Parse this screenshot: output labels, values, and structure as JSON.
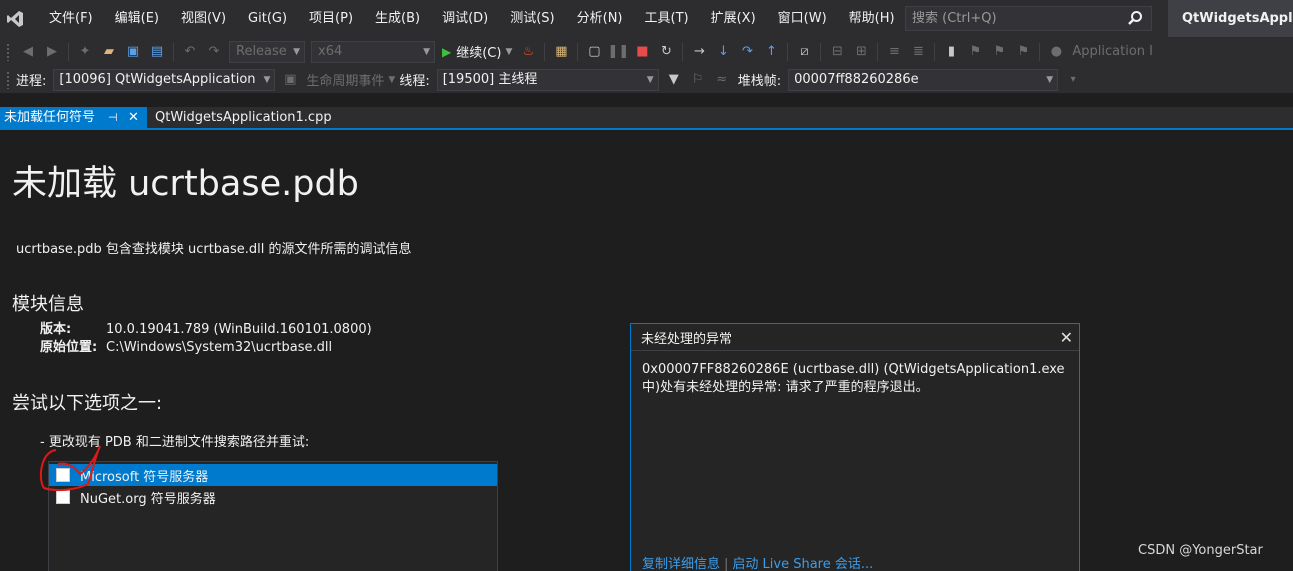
{
  "menubar": {
    "items": [
      "文件(F)",
      "编辑(E)",
      "视图(V)",
      "Git(G)",
      "项目(P)",
      "生成(B)",
      "调试(D)",
      "测试(S)",
      "分析(N)",
      "工具(T)",
      "扩展(X)",
      "窗口(W)",
      "帮助(H)"
    ],
    "search_placeholder": "搜索 (Ctrl+Q)",
    "solution_name": "QtWidgetsApplic"
  },
  "toolbar": {
    "configuration": "Release",
    "platform": "x64",
    "continue_label": "继续(C)",
    "app_insights": "Application I"
  },
  "debug_location": {
    "process_label": "进程:",
    "process_value": "[10096] QtWidgetsApplication",
    "lifecycle_label": "生命周期事件",
    "thread_label": "线程:",
    "thread_value": "[19500] 主线程",
    "stackframe_label": "堆栈帧:",
    "stackframe_value": "00007ff88260286e"
  },
  "tabs": {
    "active": "未加载任何符号",
    "other": "QtWidgetsApplication1.cpp"
  },
  "document": {
    "title": "未加载 ucrtbase.pdb",
    "description": "ucrtbase.pdb 包含查找模块 ucrtbase.dll 的源文件所需的调试信息",
    "module_heading": "模块信息",
    "version_key": "版本:",
    "version_value": "10.0.19041.789 (WinBuild.160101.0800)",
    "location_key": "原始位置:",
    "location_value": "C:\\Windows\\System32\\ucrtbase.dll",
    "options_heading": "尝试以下选项之一:",
    "option_change_paths": "-  更改现有 PDB 和二进制文件搜索路径并重试:",
    "servers": [
      {
        "label": "Microsoft 符号服务器",
        "selected": true
      },
      {
        "label": "NuGet.org 符号服务器",
        "selected": false
      }
    ]
  },
  "exception_popup": {
    "title": "未经处理的异常",
    "message_line1": "0x00007FF88260286E (ucrtbase.dll) (QtWidgetsApplication1.exe",
    "message_line2": "中)处有未经处理的异常: 请求了严重的程序退出。",
    "link_copy": "复制详细信息",
    "link_liveshare": "启动 Live Share 会话..."
  },
  "watermark": "CSDN @YongerStar",
  "colors": {
    "accent": "#007acc",
    "background": "#1e1e1e",
    "chrome": "#2d2d30",
    "link": "#3e9de8",
    "annotation": "#e01818"
  }
}
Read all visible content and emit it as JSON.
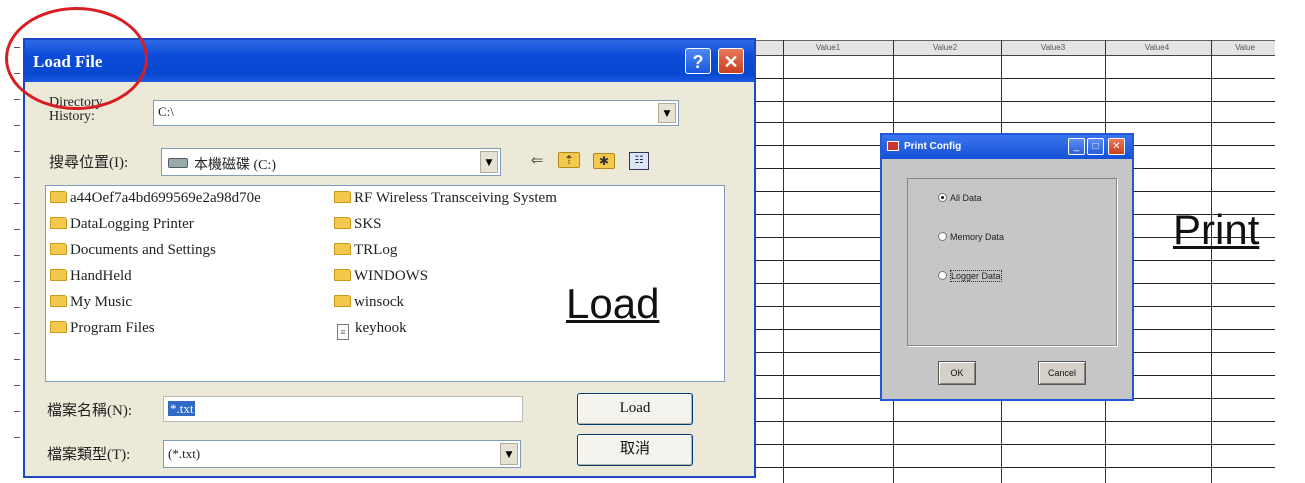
{
  "spreadsheet": {
    "columns": [
      "Value1",
      "Value2",
      "Value3",
      "Value4",
      "Value"
    ]
  },
  "load_dialog": {
    "title": "Load File",
    "help_glyph": "?",
    "close_glyph": "✕",
    "directory_history_label": "Directory\nHistory:",
    "directory_history_value": "C:\\",
    "look_in_label": "搜尋位置(I):",
    "look_in_value": "本機磁碟 (C:)",
    "files_left": [
      {
        "name": "a44Oef7a4bd699569e2a98d70e",
        "icon": "folder-icon"
      },
      {
        "name": "DataLogging Printer",
        "icon": "folder-icon"
      },
      {
        "name": "Documents and Settings",
        "icon": "folder-icon"
      },
      {
        "name": "HandHeld",
        "icon": "folder-icon"
      },
      {
        "name": "My Music",
        "icon": "folder-icon"
      },
      {
        "name": "Program Files",
        "icon": "folder-icon"
      }
    ],
    "files_right": [
      {
        "name": "RF Wireless Transceiving System",
        "icon": "folder-icon"
      },
      {
        "name": "SKS",
        "icon": "folder-icon"
      },
      {
        "name": "TRLog",
        "icon": "folder-icon"
      },
      {
        "name": "WINDOWS",
        "icon": "folder-icon"
      },
      {
        "name": "winsock",
        "icon": "folder-icon"
      },
      {
        "name": "keyhook",
        "icon": "file-icon"
      }
    ],
    "filename_label": "檔案名稱(N):",
    "filename_value": "*.txt",
    "filetype_label": "檔案類型(T):",
    "filetype_value": "(*.txt)",
    "load_button": "Load",
    "cancel_button": "取消"
  },
  "annotations": {
    "load_caption": "Load",
    "print_caption": "Print"
  },
  "print_dialog": {
    "title": "Print Config",
    "options": [
      {
        "label": "All Data",
        "selected": true
      },
      {
        "label": "Memory Data",
        "selected": false
      },
      {
        "label": "Logger Data",
        "selected": false
      }
    ],
    "ok_button": "OK",
    "cancel_button": "Cancel"
  },
  "colors": {
    "titlebar_blue": "#0b4ad8",
    "highlight_red": "#d61e23",
    "dialog_bg": "#ece9d8"
  }
}
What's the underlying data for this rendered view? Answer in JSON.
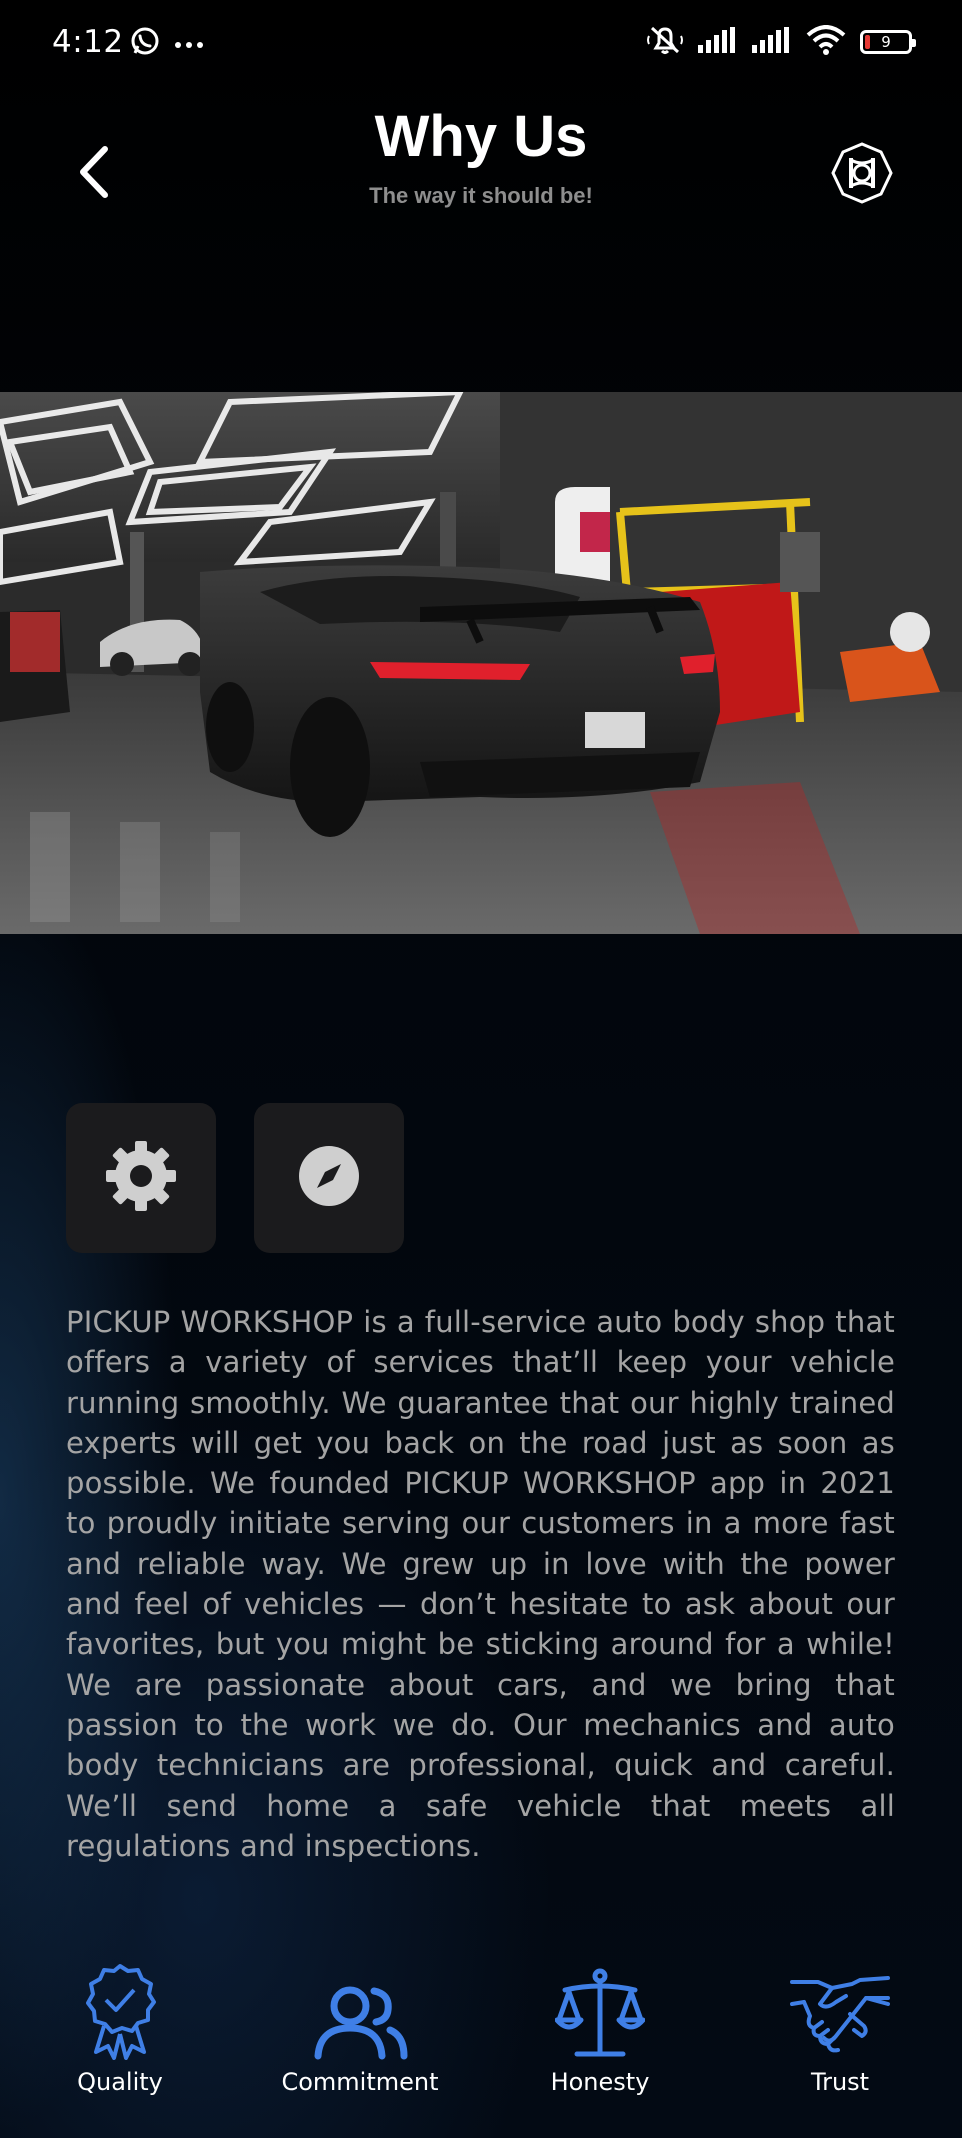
{
  "status_bar": {
    "time": "4:12",
    "battery_level": "9",
    "icons": [
      "whatsapp-icon",
      "more-dots-icon",
      "mute-icon",
      "signal-icon",
      "signal-icon",
      "wifi-icon",
      "battery-icon"
    ]
  },
  "header": {
    "title": "Why Us",
    "subtitle": "The way it should be!",
    "back_icon": "chevron-left-icon",
    "logo_icon": "brand-logo-icon"
  },
  "hero": {
    "description_icon": "workshop-car-photo"
  },
  "actions": [
    {
      "icon": "gear-icon"
    },
    {
      "icon": "compass-icon"
    }
  ],
  "description": "PICKUP WORKSHOP is a full-service auto body shop that offers a variety of services that’ll keep your vehicle running smoothly. We guarantee that our highly trained experts will get you back on the road just as soon as possible. We founded PICKUP WORKSHOP app in 2021 to proudly initiate serving our customers in a more fast and reliable way. We grew up in love with the power and feel of vehicles — don’t hesitate to ask about our favorites, but you might be sticking around for a while! We are passionate about cars, and we bring that passion to the work we do. Our mechanics and auto body technicians are professional, quick and careful. We’ll send home a safe vehicle that meets all regulations and inspections.",
  "values": [
    {
      "label": "Quality",
      "icon": "award-badge-icon"
    },
    {
      "label": "Commitment",
      "icon": "users-icon"
    },
    {
      "label": "Honesty",
      "icon": "scale-icon"
    },
    {
      "label": "Trust",
      "icon": "handshake-icon"
    }
  ],
  "colors": {
    "accent": "#3f7fe6",
    "background": "#000000",
    "text_muted": "#a4a4a4",
    "button_bg": "#1b1b1d"
  }
}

=====

# [Requirement]
Lines that hold the word "values" are the ones to return, every one of them.

# [The answer]
Parse this screenshot: output labels, values, and structure as JSON.
  "values": [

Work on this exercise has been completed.